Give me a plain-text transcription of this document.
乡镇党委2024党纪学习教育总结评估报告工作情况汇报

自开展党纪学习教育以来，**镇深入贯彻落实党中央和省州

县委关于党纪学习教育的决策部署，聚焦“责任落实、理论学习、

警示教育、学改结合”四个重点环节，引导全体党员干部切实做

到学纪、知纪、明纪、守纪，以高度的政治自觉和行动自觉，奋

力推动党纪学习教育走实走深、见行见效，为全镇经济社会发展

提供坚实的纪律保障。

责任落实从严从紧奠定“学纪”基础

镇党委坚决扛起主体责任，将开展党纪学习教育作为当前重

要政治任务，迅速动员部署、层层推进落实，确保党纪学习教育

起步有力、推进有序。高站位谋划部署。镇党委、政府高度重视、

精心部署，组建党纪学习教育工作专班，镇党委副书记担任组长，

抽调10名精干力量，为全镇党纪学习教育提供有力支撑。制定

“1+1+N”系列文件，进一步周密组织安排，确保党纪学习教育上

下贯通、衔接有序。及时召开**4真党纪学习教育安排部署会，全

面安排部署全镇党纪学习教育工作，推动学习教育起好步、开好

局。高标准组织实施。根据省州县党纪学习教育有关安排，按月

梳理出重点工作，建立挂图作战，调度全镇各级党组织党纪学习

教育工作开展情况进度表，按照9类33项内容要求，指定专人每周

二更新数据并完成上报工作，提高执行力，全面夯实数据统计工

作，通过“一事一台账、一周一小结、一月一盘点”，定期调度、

**INSTRUCTIONS TO FOLLOW:** Repeat each record in full; every line must match exactly.

**FINISHED EXERCISE:**
Give me a plain-text transcription of this document.
乡镇党委2024党纪学习教育总结评估报告工作情况汇报

自开展党纪学习教育以来，**镇深入贯彻落实党中央和省州

县委关于党纪学习教育的决策部署，聚焦“责任落实、理论学习、

警示教育、学改结合”四个重点环节，引导全体党员干部切实做

到学纪、知纪、明纪、守纪，以高度的政治自觉和行动自觉，奋

力推动党纪学习教育走实走深、见行见效，为全镇经济社会发展

提供坚实的纪律保障。

责任落实从严从紧奠定“学纪”基础

镇党委坚决扛起主体责任，将开展党纪学习教育作为当前重

要政治任务，迅速动员部署、层层推进落实，确保党纪学习教育

起步有力、推进有序。高站位谋划部署。镇党委、政府高度重视、

精心部署，组建党纪学习教育工作专班，镇党委副书记担任组长，

抽调10名精干力量，为全镇党纪学习教育提供有力支撑。制定

“1+1+N”系列文件，进一步周密组织安排，确保党纪学习教育上

下贯通、衔接有序。及时召开**4真党纪学习教育安排部署会，全

面安排部署全镇党纪学习教育工作，推动学习教育起好步、开好

局。高标准组织实施。根据省州县党纪学习教育有关安排，按月

梳理出重点工作，建立挂图作战，调度全镇各级党组织党纪学习

教育工作开展情况进度表，按照9类33项内容要求，指定专人每周

二更新数据并完成上报工作，提高执行力，全面夯实数据统计工

作，通过“一事一台账、一周一小结、一月一盘点”，定期调度、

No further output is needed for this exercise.